**TASK DETAILS:**
Work out how many lines in the listing below include the word "yaml"; answer with the number alone.

========================

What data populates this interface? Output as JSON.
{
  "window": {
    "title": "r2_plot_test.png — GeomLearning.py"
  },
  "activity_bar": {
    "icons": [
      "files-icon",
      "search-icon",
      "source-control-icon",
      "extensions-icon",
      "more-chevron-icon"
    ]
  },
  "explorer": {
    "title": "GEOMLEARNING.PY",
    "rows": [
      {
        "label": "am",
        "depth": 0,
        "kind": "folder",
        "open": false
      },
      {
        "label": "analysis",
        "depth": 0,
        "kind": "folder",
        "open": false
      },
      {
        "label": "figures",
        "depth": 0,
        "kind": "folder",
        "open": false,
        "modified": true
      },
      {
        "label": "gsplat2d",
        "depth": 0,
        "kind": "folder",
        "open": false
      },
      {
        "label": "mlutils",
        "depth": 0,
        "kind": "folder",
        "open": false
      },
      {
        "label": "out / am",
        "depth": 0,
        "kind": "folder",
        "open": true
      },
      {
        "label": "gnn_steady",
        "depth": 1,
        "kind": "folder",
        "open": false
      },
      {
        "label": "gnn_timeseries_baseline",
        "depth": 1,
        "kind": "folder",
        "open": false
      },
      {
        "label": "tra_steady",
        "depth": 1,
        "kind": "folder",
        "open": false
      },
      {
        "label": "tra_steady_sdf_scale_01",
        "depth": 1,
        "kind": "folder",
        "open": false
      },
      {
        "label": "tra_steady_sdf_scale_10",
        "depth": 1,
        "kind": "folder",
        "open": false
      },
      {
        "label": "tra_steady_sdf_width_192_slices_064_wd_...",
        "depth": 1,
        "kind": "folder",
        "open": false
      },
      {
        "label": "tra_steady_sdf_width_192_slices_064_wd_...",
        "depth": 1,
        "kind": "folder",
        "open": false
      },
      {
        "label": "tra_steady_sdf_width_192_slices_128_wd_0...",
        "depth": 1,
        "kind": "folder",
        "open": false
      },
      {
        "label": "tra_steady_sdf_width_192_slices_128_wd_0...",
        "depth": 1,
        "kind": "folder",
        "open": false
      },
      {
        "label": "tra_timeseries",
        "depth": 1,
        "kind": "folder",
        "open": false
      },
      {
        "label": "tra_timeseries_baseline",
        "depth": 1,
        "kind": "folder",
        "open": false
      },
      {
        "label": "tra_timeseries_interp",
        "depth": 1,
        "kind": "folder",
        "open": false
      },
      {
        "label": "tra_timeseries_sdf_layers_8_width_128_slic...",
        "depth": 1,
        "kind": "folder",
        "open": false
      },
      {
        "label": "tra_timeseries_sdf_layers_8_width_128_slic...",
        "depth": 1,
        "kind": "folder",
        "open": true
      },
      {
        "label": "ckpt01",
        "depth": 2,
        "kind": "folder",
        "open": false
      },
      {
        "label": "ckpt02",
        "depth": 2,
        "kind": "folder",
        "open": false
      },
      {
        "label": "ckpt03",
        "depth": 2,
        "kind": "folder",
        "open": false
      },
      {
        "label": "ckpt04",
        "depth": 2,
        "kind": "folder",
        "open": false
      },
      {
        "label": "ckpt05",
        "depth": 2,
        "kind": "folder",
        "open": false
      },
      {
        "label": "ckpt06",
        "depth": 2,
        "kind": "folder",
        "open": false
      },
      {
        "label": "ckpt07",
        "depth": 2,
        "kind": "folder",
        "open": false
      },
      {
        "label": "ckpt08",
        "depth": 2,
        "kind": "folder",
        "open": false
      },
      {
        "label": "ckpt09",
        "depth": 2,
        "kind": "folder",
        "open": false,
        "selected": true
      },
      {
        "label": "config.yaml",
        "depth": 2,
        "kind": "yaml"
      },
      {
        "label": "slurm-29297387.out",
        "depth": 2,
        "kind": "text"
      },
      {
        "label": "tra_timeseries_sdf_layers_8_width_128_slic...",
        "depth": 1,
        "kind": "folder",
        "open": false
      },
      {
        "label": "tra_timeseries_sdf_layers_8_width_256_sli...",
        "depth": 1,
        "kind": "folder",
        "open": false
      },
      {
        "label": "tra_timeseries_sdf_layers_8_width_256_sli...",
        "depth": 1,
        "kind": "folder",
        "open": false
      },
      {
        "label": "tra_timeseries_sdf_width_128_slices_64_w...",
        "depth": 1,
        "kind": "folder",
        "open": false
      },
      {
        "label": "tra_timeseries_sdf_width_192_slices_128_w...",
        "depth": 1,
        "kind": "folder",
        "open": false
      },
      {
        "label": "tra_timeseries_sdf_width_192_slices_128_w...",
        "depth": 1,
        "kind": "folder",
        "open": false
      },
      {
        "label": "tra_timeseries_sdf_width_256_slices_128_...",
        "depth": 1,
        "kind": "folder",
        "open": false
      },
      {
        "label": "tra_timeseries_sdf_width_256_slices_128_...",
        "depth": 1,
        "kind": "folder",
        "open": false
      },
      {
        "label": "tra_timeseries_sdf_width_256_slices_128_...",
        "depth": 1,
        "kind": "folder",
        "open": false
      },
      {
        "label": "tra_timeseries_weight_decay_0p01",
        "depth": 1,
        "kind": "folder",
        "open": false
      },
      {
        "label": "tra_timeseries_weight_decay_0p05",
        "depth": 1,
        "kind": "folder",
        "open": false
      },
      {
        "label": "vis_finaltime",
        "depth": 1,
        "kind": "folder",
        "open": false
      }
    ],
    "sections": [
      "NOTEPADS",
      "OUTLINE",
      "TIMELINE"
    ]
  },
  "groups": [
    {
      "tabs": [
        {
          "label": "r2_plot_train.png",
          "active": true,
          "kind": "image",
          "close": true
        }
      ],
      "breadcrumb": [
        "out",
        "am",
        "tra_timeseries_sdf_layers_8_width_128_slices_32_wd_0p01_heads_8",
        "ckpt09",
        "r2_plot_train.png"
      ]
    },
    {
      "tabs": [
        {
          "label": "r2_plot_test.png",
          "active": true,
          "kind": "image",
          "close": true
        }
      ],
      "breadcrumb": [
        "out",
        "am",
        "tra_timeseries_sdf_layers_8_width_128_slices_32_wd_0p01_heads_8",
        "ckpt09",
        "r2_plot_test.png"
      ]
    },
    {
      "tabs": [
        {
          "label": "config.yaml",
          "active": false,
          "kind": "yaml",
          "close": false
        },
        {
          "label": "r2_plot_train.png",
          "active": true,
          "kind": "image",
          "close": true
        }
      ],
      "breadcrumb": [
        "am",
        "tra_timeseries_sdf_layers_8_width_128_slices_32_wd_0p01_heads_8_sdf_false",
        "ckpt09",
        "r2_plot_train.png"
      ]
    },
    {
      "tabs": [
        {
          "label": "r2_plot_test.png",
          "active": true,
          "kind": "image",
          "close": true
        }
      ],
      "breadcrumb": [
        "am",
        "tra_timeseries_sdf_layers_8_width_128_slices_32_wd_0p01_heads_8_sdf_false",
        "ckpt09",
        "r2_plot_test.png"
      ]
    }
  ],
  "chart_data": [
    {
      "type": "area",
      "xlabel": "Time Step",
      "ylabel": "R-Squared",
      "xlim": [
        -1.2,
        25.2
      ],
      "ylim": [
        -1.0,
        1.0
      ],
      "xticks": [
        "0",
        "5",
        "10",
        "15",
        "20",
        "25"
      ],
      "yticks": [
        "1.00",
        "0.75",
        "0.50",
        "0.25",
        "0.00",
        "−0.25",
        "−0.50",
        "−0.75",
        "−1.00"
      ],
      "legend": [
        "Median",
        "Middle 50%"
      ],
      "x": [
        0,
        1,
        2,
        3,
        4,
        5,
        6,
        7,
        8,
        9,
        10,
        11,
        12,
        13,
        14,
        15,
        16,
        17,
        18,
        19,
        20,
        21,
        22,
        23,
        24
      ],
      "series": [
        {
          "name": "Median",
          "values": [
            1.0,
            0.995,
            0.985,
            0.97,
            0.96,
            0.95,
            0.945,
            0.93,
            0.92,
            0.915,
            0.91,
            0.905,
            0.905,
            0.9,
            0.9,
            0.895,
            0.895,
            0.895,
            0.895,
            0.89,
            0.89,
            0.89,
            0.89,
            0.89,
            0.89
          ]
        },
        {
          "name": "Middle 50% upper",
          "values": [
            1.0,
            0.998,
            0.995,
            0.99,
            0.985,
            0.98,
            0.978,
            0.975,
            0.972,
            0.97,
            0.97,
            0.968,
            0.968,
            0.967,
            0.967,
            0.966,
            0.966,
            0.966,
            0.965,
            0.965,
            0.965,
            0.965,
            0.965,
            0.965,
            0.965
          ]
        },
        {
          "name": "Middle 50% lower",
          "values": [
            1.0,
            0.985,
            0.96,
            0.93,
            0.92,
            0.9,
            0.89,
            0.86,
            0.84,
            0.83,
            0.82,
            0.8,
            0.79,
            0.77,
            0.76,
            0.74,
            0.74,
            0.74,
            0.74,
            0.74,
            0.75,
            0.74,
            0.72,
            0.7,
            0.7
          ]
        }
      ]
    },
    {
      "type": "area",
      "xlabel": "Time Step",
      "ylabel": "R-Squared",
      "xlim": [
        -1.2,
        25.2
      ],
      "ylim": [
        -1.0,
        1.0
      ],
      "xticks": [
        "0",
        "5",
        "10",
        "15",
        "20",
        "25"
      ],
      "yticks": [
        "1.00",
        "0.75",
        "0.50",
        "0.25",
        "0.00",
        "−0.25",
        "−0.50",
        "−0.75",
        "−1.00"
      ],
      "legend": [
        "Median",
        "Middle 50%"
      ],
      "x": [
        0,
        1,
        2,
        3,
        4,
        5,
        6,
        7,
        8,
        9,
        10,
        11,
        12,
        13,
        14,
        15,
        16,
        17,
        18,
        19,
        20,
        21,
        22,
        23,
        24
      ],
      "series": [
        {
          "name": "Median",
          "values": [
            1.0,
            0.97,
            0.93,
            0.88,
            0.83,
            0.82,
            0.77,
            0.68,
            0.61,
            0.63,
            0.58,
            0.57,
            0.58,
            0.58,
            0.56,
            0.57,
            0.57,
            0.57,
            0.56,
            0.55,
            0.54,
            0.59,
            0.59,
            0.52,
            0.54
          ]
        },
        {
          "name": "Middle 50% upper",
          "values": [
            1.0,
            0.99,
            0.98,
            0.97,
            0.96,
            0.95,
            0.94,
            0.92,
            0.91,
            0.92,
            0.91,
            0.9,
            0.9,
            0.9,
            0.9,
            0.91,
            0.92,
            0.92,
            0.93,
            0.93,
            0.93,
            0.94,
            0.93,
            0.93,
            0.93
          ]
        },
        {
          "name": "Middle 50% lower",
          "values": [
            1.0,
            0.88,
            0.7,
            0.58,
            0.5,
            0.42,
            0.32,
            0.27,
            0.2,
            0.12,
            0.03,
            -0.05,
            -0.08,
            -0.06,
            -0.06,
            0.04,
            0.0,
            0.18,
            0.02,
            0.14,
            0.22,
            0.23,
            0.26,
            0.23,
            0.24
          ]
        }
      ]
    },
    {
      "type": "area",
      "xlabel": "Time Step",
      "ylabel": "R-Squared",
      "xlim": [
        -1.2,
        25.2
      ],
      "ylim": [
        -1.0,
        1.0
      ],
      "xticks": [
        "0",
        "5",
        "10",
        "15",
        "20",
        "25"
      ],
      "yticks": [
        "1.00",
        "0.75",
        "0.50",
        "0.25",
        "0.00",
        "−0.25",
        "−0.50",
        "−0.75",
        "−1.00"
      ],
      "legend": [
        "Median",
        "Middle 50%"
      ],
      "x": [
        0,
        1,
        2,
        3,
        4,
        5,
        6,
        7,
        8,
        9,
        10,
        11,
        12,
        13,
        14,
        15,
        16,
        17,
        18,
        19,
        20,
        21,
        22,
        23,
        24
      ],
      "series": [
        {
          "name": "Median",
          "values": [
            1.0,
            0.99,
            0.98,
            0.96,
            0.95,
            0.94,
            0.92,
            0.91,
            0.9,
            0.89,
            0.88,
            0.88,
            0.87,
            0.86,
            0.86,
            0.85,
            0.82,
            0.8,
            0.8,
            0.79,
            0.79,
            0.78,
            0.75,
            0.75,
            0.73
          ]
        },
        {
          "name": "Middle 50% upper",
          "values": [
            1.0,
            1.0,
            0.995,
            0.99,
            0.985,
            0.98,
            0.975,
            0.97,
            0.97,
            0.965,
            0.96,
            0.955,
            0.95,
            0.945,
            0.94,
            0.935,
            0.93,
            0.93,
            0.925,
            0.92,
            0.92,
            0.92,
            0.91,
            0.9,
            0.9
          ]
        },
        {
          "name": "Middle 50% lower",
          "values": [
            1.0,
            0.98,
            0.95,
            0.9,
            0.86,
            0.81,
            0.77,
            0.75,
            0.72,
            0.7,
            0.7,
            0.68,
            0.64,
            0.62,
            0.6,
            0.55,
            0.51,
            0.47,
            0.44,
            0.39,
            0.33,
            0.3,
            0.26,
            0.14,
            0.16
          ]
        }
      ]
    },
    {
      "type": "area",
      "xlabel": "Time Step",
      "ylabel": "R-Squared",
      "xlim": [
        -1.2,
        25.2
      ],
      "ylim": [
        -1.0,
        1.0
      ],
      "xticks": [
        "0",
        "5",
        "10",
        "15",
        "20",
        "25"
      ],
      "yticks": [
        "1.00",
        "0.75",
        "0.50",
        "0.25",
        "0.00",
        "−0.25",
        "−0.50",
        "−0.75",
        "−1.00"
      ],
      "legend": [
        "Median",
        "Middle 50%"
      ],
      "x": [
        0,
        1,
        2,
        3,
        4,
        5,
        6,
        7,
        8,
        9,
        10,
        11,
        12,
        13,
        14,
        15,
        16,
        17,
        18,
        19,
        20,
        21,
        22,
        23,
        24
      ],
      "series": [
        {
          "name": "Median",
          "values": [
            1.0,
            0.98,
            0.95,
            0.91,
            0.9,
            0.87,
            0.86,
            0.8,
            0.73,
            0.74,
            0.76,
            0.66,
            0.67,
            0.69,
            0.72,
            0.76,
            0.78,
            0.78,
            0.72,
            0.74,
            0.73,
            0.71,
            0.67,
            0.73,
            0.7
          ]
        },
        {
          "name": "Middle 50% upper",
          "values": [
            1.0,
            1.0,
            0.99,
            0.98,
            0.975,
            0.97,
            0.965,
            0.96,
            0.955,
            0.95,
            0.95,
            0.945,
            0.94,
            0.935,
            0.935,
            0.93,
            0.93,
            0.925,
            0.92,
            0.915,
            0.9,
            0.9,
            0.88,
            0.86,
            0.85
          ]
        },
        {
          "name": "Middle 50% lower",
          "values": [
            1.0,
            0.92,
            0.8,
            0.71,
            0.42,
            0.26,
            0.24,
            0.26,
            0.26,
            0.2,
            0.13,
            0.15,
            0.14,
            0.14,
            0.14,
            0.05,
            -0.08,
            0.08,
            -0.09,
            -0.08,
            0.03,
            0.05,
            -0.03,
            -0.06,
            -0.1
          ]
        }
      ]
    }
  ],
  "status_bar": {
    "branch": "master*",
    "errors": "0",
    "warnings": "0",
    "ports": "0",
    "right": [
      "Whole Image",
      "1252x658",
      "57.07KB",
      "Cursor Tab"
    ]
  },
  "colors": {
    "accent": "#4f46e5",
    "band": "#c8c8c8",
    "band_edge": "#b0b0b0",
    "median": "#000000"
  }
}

========================

**TASK RESPONSE:**
4